• [RECORDS TO PROCESS]:

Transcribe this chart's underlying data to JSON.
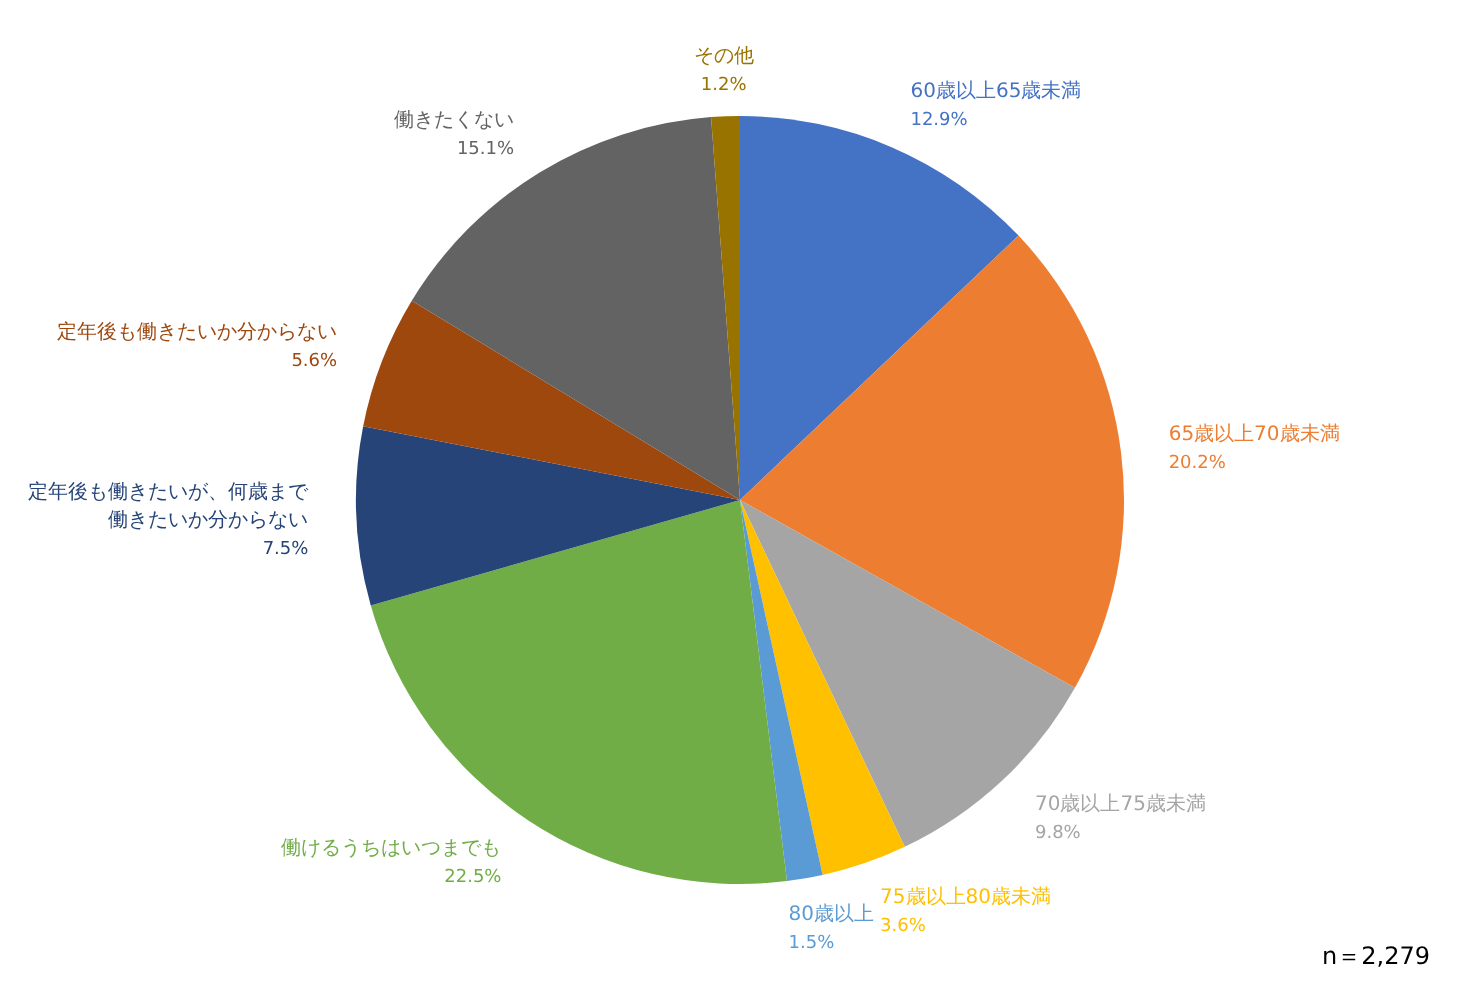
{
  "chart_data": {
    "type": "pie",
    "categories": [
      "60歳以上65歳未満",
      "65歳以上70歳未満",
      "70歳以上75歳未満",
      "75歳以上80歳未満",
      "80歳以上",
      "働けるうちはいつまでも",
      "定年後も働きたいが、何歳まで働きたいか分からない",
      "定年後も働きたいか分からない",
      "働きたくない",
      "その他"
    ],
    "values": [
      12.9,
      20.2,
      9.8,
      3.6,
      1.5,
      22.5,
      7.5,
      5.6,
      15.1,
      1.2
    ],
    "value_labels": [
      "12.9%",
      "20.2%",
      "9.8%",
      "3.6%",
      "1.5%",
      "22.5%",
      "7.5%",
      "5.6%",
      "15.1%",
      "1.2%"
    ],
    "colors": [
      "#4472c4",
      "#ed7d31",
      "#a5a5a5",
      "#ffc000",
      "#5b9bd5",
      "#70ad47",
      "#264478",
      "#9e480e",
      "#636363",
      "#997300"
    ],
    "annotations": [
      "n＝2,279"
    ]
  }
}
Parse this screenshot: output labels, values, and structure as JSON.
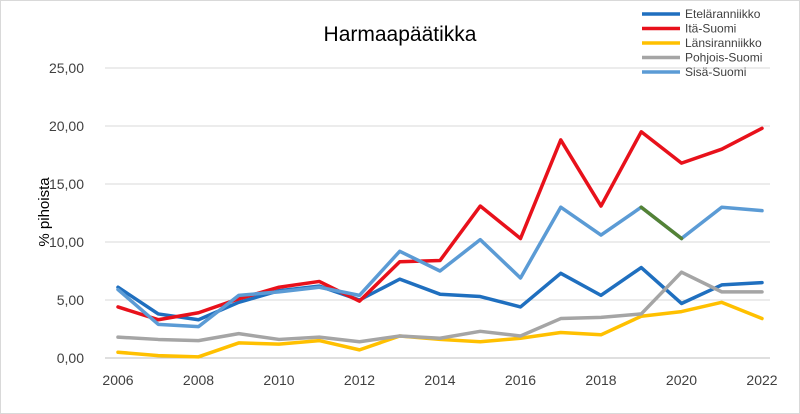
{
  "chart_data": {
    "type": "line",
    "title": "Harmaapäätikka",
    "xlabel": "",
    "ylabel": "% pihoista",
    "x": [
      2006,
      2007,
      2008,
      2009,
      2010,
      2011,
      2012,
      2013,
      2014,
      2015,
      2016,
      2017,
      2018,
      2019,
      2020,
      2021,
      2022
    ],
    "x_ticks": [
      "2006",
      "2008",
      "2010",
      "2012",
      "2014",
      "2016",
      "2018",
      "2020",
      "2022"
    ],
    "y_ticks": [
      "0,00",
      "5,00",
      "10,00",
      "15,00",
      "20,00",
      "25,00"
    ],
    "ylim": [
      0,
      25
    ],
    "xlim": [
      2006,
      2022
    ],
    "grid": "horizontal",
    "legend_position": "top-right",
    "series": [
      {
        "name": "Eteläranniikko",
        "color": "#1f6fbf",
        "values": [
          6.1,
          3.8,
          3.3,
          4.8,
          5.8,
          6.2,
          5.0,
          6.8,
          5.5,
          5.3,
          4.4,
          7.3,
          5.4,
          7.8,
          4.7,
          6.3,
          6.5
        ]
      },
      {
        "name": "Itä-Suomi",
        "color": "#e8111b",
        "values": [
          4.4,
          3.3,
          3.9,
          5.1,
          6.1,
          6.6,
          4.9,
          8.3,
          8.4,
          13.1,
          10.3,
          18.8,
          13.1,
          19.5,
          16.8,
          18.0,
          19.8
        ]
      },
      {
        "name": "Länsiranniikko",
        "color": "#ffc000",
        "values": [
          0.5,
          0.2,
          0.1,
          1.3,
          1.2,
          1.5,
          0.7,
          1.9,
          1.6,
          1.4,
          1.7,
          2.2,
          2.0,
          3.6,
          4.0,
          4.8,
          3.4
        ]
      },
      {
        "name": "Pohjois-Suomi",
        "color": "#a5a5a5",
        "values": [
          1.8,
          1.6,
          1.5,
          2.1,
          1.6,
          1.8,
          1.4,
          1.9,
          1.7,
          2.3,
          1.9,
          3.4,
          3.5,
          3.8,
          7.4,
          5.7,
          5.7
        ]
      },
      {
        "name": "Sisä-Suomi",
        "color": "#5b9bd5",
        "values": [
          5.9,
          2.9,
          2.7,
          5.4,
          5.7,
          6.1,
          5.4,
          9.2,
          7.5,
          10.2,
          6.9,
          13.0,
          10.6,
          13.0,
          10.3,
          13.0,
          12.7
        ],
        "segment_colors": [
          {
            "from": 2019,
            "to": 2020,
            "color": "#548235"
          }
        ]
      }
    ]
  }
}
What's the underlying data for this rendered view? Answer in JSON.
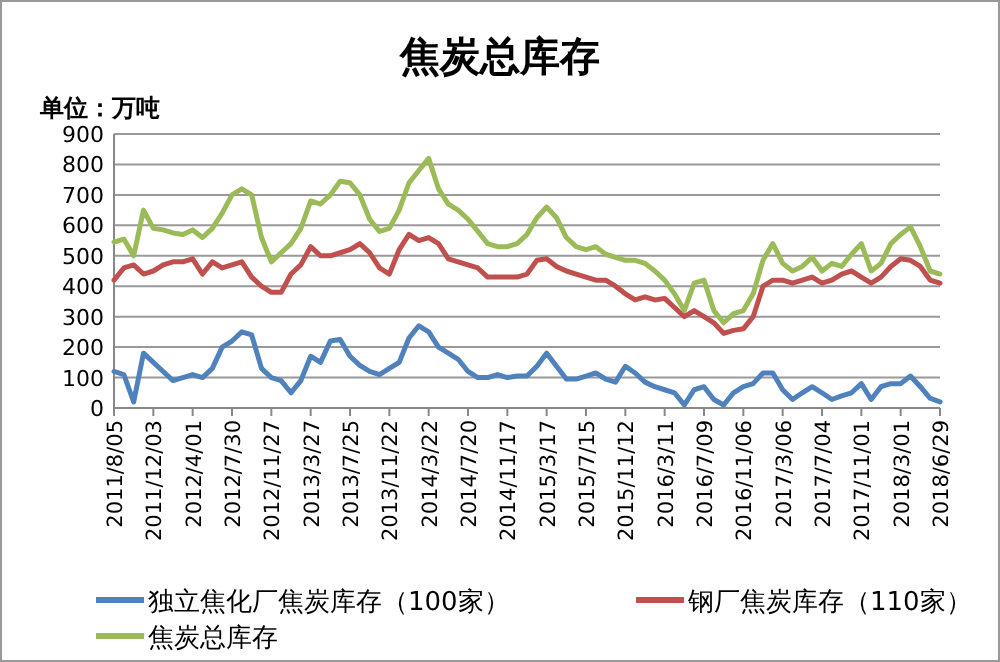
{
  "chart_data": {
    "type": "line",
    "title": "焦炭总库存",
    "annotations": [
      "单位：万吨"
    ],
    "categories": [
      "2011/8/05",
      null,
      null,
      null,
      "2011/12/03",
      null,
      null,
      null,
      "2012/4/01",
      null,
      null,
      null,
      "2012/7/30",
      null,
      null,
      null,
      "2012/11/27",
      null,
      null,
      null,
      "2013/3/27",
      null,
      null,
      null,
      "2013/7/25",
      null,
      null,
      null,
      "2013/11/22",
      null,
      null,
      null,
      "2014/3/22",
      null,
      null,
      null,
      "2014/7/20",
      null,
      null,
      null,
      "2014/11/17",
      null,
      null,
      null,
      "2015/3/17",
      null,
      null,
      null,
      "2015/7/15",
      null,
      null,
      null,
      "2015/11/12",
      null,
      null,
      null,
      "2016/3/11",
      null,
      null,
      null,
      "2016/7/09",
      null,
      null,
      null,
      "2016/11/06",
      null,
      null,
      null,
      "2017/3/06",
      null,
      null,
      null,
      "2017/7/04",
      null,
      null,
      null,
      "2017/11/01",
      null,
      null,
      null,
      "2018/3/01",
      null,
      null,
      null,
      "2018/6/29"
    ],
    "series": [
      {
        "name": "独立焦化厂焦炭库存（100家）",
        "color": "#4f81bd",
        "values": [
          120,
          110,
          20,
          180,
          150,
          120,
          90,
          100,
          110,
          100,
          130,
          200,
          220,
          250,
          240,
          130,
          100,
          90,
          50,
          90,
          170,
          150,
          220,
          225,
          170,
          140,
          120,
          110,
          130,
          150,
          230,
          270,
          250,
          200,
          180,
          160,
          120,
          100,
          100,
          110,
          100,
          105,
          105,
          137,
          180,
          137,
          95,
          95,
          105,
          115,
          95,
          85,
          137,
          115,
          85,
          70,
          60,
          50,
          10,
          60,
          70,
          28,
          10,
          50,
          70,
          80,
          115,
          115,
          60,
          28,
          50,
          70,
          50,
          28,
          40,
          50,
          80,
          28,
          70,
          80,
          80,
          105,
          70,
          32,
          20
        ]
      },
      {
        "name": "钢厂焦炭库存（110家）",
        "color": "#c0504d",
        "values": [
          420,
          460,
          470,
          440,
          450,
          470,
          480,
          480,
          490,
          440,
          480,
          460,
          470,
          480,
          430,
          400,
          380,
          380,
          440,
          470,
          530,
          500,
          500,
          510,
          520,
          540,
          510,
          460,
          440,
          520,
          570,
          550,
          560,
          540,
          490,
          480,
          470,
          460,
          430,
          430,
          430,
          430,
          440,
          485,
          490,
          465,
          450,
          440,
          430,
          420,
          420,
          400,
          375,
          355,
          365,
          355,
          360,
          330,
          300,
          320,
          300,
          280,
          245,
          255,
          260,
          300,
          400,
          420,
          420,
          410,
          420,
          430,
          410,
          420,
          440,
          450,
          430,
          410,
          430,
          465,
          490,
          485,
          465,
          420,
          410
        ]
      },
      {
        "name": "焦炭总库存",
        "color": "#9bbb59",
        "values": [
          545,
          555,
          500,
          650,
          590,
          585,
          575,
          570,
          585,
          560,
          590,
          640,
          700,
          720,
          700,
          560,
          480,
          510,
          540,
          590,
          680,
          670,
          700,
          745,
          740,
          700,
          620,
          580,
          590,
          650,
          740,
          780,
          820,
          720,
          670,
          650,
          620,
          580,
          540,
          530,
          530,
          540,
          570,
          625,
          660,
          625,
          560,
          530,
          520,
          530,
          505,
          495,
          485,
          485,
          475,
          450,
          420,
          375,
          320,
          410,
          420,
          320,
          280,
          310,
          320,
          375,
          485,
          540,
          475,
          450,
          465,
          495,
          450,
          475,
          465,
          505,
          540,
          450,
          475,
          540,
          570,
          595,
          530,
          450,
          440
        ]
      }
    ],
    "ylim": [
      0,
      900
    ],
    "yticks": [
      0,
      100,
      200,
      300,
      400,
      500,
      600,
      700,
      800,
      900
    ],
    "grid": "y",
    "legend": "bottom",
    "marker": "none",
    "line_style": "solid"
  }
}
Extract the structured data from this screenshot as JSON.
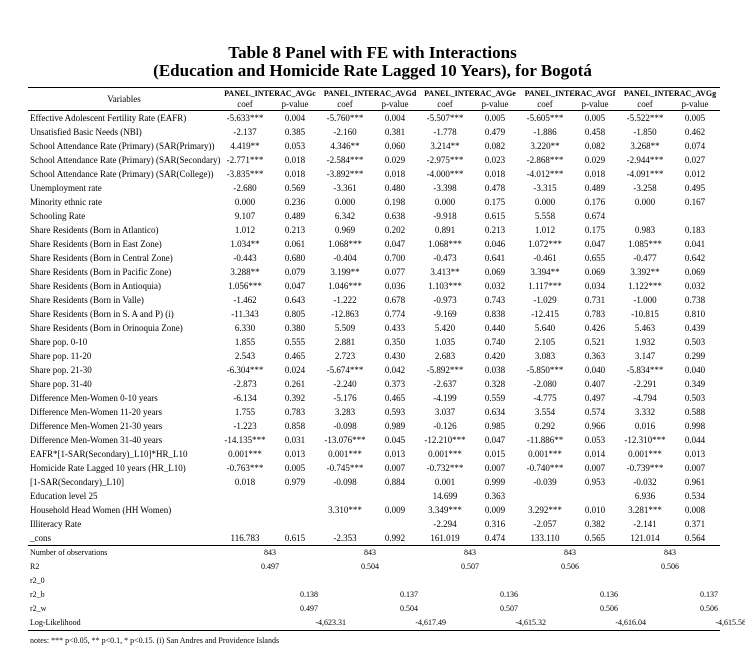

• [WORK TO DO]: Select the lines in this material that hold the word "Suomi", leaving none out.

• [RESULT OF THE EXERCISE]:
        "name": "Itä-Suomi",
        "name": "Pohjois-Suomi",
        "name": "Sisä-Suomi",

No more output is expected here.